Task instructions
Show every line of the records below that contains the word "creamy".

Excerpted data
################

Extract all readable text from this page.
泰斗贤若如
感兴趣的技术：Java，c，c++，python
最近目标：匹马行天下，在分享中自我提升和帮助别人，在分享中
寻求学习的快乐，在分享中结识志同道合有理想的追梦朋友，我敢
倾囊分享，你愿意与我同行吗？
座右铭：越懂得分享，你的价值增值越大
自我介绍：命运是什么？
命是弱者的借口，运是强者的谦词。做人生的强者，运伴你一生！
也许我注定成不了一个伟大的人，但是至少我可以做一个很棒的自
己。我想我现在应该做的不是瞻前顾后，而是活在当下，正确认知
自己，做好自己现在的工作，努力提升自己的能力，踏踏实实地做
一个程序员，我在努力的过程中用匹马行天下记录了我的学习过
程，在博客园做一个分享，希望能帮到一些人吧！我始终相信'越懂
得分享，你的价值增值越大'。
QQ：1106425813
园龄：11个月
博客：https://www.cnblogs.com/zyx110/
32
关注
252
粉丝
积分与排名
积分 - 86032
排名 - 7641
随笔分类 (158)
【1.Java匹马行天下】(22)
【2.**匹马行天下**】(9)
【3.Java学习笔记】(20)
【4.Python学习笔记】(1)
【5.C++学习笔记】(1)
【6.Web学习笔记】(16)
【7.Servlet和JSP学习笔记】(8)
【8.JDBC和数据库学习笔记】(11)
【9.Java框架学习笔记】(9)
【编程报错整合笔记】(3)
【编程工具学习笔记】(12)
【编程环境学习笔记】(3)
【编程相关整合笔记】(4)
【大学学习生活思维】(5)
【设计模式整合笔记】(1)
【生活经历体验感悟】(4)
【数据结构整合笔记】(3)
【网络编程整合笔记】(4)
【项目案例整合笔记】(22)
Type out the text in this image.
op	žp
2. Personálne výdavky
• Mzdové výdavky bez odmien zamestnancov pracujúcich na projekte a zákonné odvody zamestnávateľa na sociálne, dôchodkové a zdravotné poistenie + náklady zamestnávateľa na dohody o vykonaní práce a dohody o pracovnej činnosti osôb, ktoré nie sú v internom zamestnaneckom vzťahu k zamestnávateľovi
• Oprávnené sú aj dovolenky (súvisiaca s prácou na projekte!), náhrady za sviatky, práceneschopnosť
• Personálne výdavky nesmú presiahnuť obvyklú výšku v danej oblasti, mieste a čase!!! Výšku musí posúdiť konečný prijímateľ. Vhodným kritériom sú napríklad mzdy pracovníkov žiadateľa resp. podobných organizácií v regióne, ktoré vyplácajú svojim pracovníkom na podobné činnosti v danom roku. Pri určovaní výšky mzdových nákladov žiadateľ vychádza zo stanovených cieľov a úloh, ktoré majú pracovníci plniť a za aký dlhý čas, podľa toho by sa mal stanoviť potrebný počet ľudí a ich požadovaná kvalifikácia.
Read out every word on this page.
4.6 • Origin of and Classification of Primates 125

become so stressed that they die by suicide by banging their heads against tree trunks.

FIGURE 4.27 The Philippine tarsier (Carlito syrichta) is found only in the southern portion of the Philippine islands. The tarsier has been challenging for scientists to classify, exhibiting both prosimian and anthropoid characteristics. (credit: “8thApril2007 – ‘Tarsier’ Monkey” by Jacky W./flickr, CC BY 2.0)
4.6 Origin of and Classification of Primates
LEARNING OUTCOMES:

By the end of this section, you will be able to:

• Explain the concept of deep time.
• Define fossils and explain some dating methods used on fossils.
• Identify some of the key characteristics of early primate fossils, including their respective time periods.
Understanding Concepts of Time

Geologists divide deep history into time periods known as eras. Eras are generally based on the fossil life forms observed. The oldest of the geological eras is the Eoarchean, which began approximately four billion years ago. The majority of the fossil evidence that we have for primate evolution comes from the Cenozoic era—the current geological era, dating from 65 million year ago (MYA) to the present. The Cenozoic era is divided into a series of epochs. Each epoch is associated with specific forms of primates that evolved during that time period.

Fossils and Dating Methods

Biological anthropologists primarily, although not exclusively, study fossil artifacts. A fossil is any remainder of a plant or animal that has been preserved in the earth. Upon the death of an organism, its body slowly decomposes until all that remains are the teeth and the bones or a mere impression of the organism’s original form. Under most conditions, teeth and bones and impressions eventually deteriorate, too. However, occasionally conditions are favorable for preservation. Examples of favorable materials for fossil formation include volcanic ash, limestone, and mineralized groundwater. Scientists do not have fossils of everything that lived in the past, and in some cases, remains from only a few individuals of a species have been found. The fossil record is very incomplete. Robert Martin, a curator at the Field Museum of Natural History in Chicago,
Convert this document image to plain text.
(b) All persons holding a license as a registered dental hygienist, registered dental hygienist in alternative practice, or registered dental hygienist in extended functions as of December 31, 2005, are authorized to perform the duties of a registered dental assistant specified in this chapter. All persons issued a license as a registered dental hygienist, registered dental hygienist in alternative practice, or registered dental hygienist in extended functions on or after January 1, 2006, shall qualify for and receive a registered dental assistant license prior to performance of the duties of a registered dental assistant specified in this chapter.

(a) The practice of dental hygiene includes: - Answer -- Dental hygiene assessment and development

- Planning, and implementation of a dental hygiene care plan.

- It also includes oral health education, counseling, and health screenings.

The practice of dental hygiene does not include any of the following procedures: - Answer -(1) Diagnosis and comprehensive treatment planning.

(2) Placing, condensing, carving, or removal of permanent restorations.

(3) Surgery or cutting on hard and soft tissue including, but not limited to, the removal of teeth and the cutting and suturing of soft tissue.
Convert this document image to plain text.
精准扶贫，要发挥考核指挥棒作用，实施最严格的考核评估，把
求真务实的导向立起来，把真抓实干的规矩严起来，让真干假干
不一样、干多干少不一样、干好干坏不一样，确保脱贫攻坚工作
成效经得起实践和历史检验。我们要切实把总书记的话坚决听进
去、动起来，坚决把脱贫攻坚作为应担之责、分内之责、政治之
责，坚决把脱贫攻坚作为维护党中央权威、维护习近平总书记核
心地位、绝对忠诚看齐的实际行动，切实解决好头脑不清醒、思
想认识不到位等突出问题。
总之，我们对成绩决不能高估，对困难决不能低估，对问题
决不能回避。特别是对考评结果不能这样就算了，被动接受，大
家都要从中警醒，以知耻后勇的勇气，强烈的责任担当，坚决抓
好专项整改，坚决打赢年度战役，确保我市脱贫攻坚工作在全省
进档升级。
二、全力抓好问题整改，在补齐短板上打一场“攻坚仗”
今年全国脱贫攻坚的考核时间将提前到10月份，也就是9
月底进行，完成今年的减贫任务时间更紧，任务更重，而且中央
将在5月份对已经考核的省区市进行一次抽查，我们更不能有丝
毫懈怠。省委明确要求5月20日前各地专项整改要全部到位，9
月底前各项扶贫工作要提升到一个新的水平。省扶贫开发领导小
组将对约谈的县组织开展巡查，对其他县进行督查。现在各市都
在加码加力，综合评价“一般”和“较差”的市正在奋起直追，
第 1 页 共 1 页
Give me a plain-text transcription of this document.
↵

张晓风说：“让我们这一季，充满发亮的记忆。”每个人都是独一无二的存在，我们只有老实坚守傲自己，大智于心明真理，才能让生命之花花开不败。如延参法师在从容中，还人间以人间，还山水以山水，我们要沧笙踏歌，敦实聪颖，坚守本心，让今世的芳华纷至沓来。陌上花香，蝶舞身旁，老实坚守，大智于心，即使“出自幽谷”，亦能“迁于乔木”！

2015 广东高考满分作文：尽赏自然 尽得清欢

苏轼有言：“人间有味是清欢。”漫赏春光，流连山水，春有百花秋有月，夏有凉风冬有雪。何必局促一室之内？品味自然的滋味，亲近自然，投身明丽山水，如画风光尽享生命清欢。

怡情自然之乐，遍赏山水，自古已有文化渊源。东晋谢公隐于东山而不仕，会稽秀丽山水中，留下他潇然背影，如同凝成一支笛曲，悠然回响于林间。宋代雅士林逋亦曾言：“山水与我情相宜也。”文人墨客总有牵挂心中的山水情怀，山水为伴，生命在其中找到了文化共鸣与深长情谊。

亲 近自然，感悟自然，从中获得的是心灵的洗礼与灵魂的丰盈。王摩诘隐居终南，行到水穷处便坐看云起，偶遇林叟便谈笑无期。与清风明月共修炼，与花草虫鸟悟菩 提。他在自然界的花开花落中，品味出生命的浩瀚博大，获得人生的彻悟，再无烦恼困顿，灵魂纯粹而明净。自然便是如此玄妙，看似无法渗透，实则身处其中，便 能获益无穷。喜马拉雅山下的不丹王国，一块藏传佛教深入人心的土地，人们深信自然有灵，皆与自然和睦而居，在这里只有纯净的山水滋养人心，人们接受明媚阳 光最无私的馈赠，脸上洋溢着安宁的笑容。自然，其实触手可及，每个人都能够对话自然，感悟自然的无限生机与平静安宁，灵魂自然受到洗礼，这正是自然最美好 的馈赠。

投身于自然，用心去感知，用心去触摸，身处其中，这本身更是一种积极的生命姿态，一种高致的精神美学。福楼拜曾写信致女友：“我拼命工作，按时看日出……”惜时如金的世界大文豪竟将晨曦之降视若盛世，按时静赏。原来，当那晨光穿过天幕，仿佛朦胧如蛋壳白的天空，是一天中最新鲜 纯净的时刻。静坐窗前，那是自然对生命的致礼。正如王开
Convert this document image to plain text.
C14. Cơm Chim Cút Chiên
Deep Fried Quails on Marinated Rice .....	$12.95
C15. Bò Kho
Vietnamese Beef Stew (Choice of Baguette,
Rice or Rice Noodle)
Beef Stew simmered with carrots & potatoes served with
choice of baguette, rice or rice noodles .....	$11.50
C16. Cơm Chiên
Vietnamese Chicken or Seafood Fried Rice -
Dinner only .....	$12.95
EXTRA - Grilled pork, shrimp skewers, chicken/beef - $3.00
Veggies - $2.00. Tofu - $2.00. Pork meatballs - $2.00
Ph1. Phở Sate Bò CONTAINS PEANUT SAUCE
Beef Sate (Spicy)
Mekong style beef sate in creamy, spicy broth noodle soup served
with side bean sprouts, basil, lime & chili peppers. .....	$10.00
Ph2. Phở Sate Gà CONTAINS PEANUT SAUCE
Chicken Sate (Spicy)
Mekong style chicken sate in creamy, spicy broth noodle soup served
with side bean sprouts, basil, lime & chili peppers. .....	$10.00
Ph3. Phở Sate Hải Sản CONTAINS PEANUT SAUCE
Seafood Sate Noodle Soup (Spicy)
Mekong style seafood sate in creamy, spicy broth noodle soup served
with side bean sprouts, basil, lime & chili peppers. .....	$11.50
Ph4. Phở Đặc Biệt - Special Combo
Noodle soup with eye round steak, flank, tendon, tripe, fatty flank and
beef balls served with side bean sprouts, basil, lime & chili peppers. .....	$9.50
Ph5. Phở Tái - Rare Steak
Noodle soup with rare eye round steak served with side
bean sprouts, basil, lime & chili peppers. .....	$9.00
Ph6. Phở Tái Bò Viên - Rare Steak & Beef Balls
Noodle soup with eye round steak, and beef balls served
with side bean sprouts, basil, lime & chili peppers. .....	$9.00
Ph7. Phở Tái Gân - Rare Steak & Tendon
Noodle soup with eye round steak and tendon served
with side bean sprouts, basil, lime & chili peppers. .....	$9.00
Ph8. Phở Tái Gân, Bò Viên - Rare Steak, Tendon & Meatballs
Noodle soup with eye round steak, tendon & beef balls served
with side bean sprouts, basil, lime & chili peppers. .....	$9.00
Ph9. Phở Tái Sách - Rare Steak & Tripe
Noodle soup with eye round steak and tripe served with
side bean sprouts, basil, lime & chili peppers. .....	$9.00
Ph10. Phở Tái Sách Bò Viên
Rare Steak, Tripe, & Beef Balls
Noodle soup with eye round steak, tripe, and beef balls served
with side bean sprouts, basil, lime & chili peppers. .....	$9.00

################

Output below
Mekong style beef sate in creamy, spicy broth noodle soup served
Mekong style chicken sate in creamy, spicy broth noodle soup served
Mekong style seafood sate in creamy, spicy broth noodle soup served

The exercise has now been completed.